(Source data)
------------------------

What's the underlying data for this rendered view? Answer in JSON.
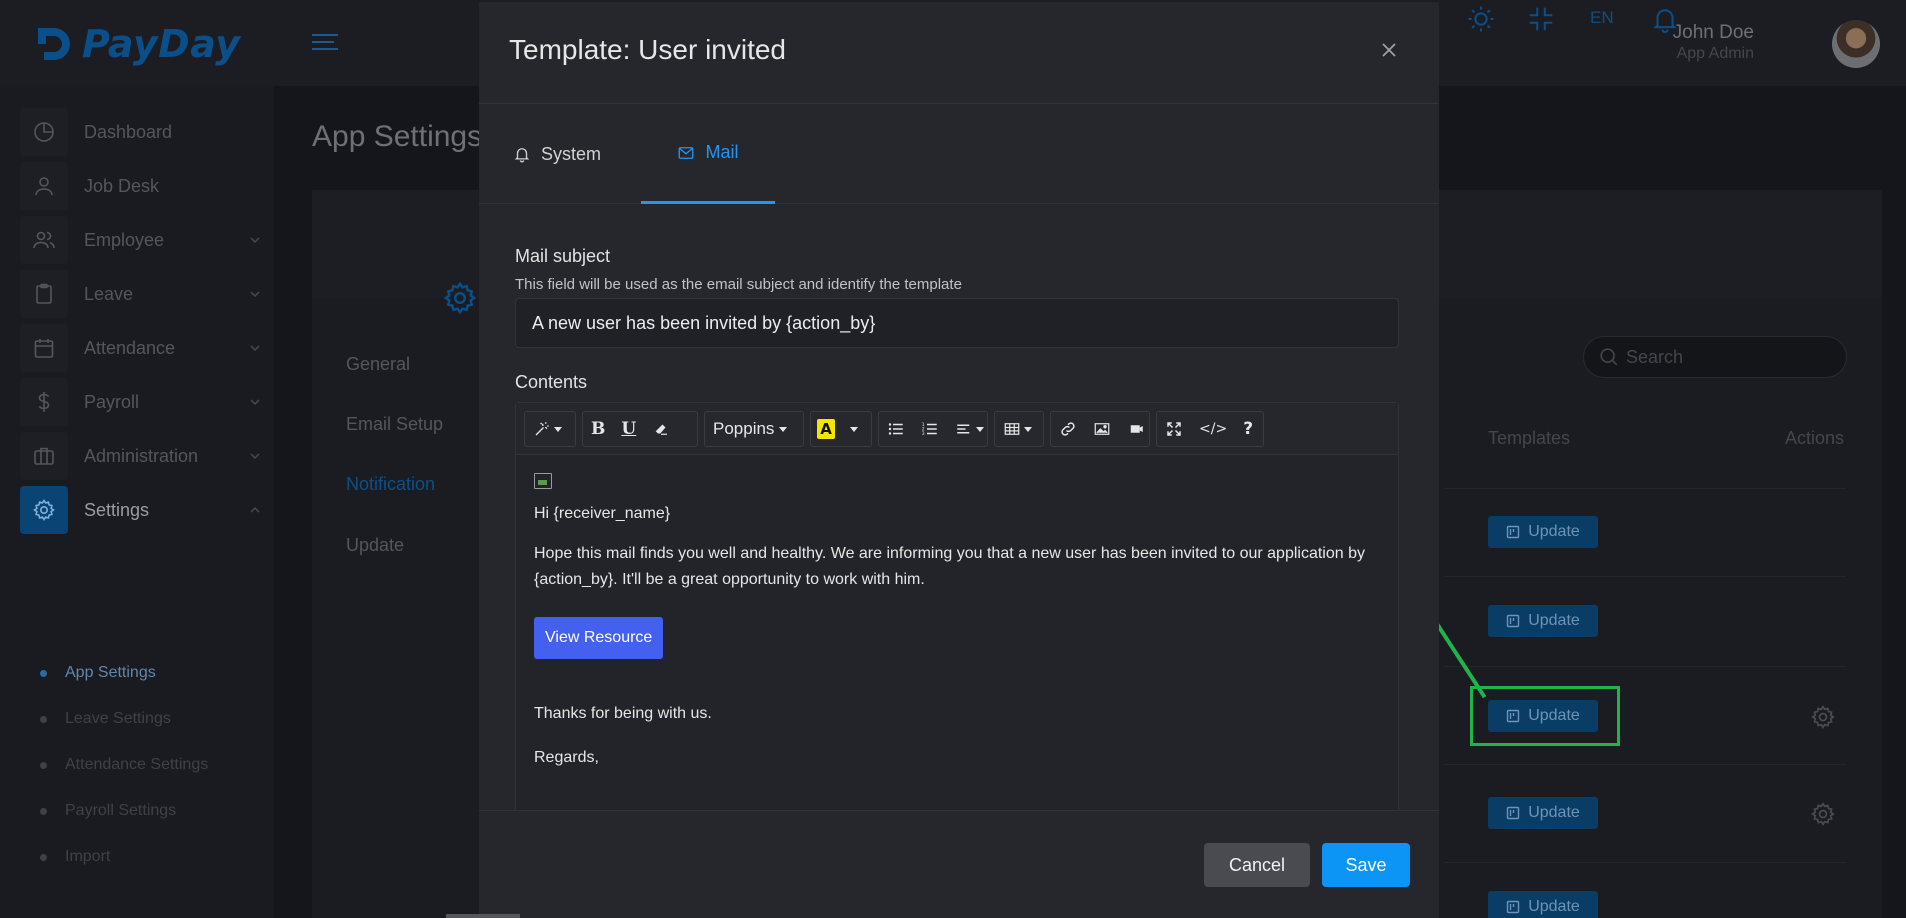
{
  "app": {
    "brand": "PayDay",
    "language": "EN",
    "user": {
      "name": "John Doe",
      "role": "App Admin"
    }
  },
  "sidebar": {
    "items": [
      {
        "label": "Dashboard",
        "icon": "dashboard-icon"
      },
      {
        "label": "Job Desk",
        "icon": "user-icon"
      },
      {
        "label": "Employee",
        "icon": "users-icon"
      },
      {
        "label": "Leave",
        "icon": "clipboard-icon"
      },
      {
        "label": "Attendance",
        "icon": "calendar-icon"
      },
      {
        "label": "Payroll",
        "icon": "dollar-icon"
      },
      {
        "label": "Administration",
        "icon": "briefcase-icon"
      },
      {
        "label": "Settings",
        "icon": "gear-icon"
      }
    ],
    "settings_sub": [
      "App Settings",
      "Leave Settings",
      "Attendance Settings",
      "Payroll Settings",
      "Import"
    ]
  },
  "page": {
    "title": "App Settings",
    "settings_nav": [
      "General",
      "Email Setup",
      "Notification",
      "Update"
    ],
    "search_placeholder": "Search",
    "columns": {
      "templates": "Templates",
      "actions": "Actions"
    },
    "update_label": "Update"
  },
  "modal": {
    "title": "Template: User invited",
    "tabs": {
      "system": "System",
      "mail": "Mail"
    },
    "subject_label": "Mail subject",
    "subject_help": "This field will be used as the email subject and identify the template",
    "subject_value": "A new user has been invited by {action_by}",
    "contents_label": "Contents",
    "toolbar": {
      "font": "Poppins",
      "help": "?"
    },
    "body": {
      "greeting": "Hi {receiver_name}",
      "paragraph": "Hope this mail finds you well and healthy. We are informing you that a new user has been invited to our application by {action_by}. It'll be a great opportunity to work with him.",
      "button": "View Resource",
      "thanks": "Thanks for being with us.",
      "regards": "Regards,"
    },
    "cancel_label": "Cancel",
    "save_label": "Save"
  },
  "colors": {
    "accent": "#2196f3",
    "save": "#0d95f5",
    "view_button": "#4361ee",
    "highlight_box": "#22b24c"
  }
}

------------------------

* _Aim of the task_: Using the material above, gather every line that includes "invited".

* _Written solution_:
    "title": "Template: User invited",
    "subject_value": "A new user has been invited by {action_by}",
      "paragraph": "Hope this mail finds you well and healthy. We are informing you that a new user has been invited to our application by {action_by}. It'll be a great opportunity to work with him.",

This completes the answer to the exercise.